## DESCRIPTION OF THE TASK
Copy every line, leaving nothing out and adding nothing.

>>>

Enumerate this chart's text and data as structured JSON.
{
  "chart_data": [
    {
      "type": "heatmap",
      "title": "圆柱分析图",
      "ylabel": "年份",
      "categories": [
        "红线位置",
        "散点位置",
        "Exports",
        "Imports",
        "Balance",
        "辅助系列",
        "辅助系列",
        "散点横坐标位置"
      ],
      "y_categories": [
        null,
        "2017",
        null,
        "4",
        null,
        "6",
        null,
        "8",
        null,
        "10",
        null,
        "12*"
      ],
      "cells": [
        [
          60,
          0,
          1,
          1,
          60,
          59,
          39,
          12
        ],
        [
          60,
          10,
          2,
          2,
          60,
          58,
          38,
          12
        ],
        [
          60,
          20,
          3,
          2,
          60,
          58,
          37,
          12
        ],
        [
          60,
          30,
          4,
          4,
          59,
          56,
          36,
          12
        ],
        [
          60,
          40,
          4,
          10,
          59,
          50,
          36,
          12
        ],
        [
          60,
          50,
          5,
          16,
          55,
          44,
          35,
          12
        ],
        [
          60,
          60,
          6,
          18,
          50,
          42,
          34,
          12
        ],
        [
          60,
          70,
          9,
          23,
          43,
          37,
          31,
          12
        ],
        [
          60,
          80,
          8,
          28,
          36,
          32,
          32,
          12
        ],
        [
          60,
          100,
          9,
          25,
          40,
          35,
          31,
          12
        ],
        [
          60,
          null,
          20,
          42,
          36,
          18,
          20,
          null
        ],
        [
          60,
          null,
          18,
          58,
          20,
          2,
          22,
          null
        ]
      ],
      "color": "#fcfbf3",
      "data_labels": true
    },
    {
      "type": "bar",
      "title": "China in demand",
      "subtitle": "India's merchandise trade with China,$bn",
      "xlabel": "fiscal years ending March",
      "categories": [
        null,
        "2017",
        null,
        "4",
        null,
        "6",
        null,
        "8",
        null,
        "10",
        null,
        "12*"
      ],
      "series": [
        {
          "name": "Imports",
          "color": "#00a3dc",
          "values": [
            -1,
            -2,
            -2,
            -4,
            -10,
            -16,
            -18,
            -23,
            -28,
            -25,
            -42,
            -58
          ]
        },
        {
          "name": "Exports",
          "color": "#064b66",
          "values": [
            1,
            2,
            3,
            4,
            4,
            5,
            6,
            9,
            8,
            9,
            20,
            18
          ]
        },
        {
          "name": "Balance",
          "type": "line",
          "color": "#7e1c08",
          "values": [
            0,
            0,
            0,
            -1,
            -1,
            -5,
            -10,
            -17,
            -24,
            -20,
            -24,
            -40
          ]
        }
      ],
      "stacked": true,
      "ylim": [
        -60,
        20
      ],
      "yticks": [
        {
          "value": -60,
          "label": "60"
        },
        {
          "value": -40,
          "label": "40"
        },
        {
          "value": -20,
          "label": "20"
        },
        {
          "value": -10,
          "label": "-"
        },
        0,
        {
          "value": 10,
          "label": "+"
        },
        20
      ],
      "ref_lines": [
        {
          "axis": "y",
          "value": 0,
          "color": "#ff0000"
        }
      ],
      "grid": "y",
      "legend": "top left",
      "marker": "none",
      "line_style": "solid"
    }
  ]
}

<<<

## WRITTEN SOLUTION
Enumerate this chart's text and data as structured JSON.
{
  "chart_data": [
    {
      "type": "heatmap",
      "title": "圆柱分析图",
      "ylabel": "年份",
      "categories": [
        "红线位置",
        "散点位置",
        "Exports",
        "Imports",
        "Balance",
        "辅助系列",
        "辅助系列",
        "散点横坐标位置"
      ],
      "y_categories": [
        null,
        "2017",
        null,
        "4",
        null,
        "6",
        null,
        "8",
        null,
        "10",
        null,
        "12*"
      ],
      "cells": [
        [
          60,
          0,
          1,
          1,
          60,
          59,
          39,
          12
        ],
        [
          60,
          10,
          2,
          2,
          60,
          58,
          38,
          12
        ],
        [
          60,
          20,
          3,
          2,
          60,
          58,
          37,
          12
        ],
        [
          60,
          30,
          4,
          4,
          59,
          56,
          36,
          12
        ],
        [
          60,
          40,
          4,
          10,
          59,
          50,
          36,
          12
        ],
        [
          60,
          50,
          5,
          16,
          55,
          44,
          35,
          12
        ],
        [
          60,
          60,
          6,
          18,
          50,
          42,
          34,
          12
        ],
        [
          60,
          70,
          9,
          23,
          43,
          37,
          31,
          12
        ],
        [
          60,
          80,
          8,
          28,
          36,
          32,
          32,
          12
        ],
        [
          60,
          100,
          9,
          25,
          40,
          35,
          31,
          12
        ],
        [
          60,
          null,
          20,
          42,
          36,
          18,
          20,
          null
        ],
        [
          60,
          null,
          18,
          58,
          20,
          2,
          22,
          null
        ]
      ],
      "color": "#fcfbf3",
      "data_labels": true
    },
    {
      "type": "bar",
      "title": "China in demand",
      "subtitle": "India's merchandise trade with China,$bn",
      "xlabel": "fiscal years ending March",
      "categories": [
        null,
        "2017",
        null,
        "4",
        null,
        "6",
        null,
        "8",
        null,
        "10",
        null,
        "12*"
      ],
      "series": [
        {
          "name": "Imports",
          "color": "#00a3dc",
          "values": [
            -1,
            -2,
            -2,
            -4,
            -10,
            -16,
            -18,
            -23,
            -28,
            -25,
            -42,
            -58
          ]
        },
        {
          "name": "Exports",
          "color": "#064b66",
          "values": [
            1,
            2,
            3,
            4,
            4,
            5,
            6,
            9,
            8,
            9,
            20,
            18
          ]
        },
        {
          "name": "Balance",
          "type": "line",
          "color": "#7e1c08",
          "values": [
            0,
            0,
            0,
            -1,
            -1,
            -5,
            -10,
            -17,
            -24,
            -20,
            -24,
            -40
          ]
        }
      ],
      "stacked": true,
      "ylim": [
        -60,
        20
      ],
      "yticks": [
        {
          "value": -60,
          "label": "60"
        },
        {
          "value": -40,
          "label": "40"
        },
        {
          "value": -20,
          "label": "20"
        },
        {
          "value": -10,
          "label": "-"
        },
        0,
        {
          "value": 10,
          "label": "+"
        },
        20
      ],
      "ref_lines": [
        {
          "axis": "y",
          "value": 0,
          "color": "#ff0000"
        }
      ],
      "grid": "y",
      "legend": "top left",
      "marker": "none",
      "line_style": "solid"
    }
  ]
}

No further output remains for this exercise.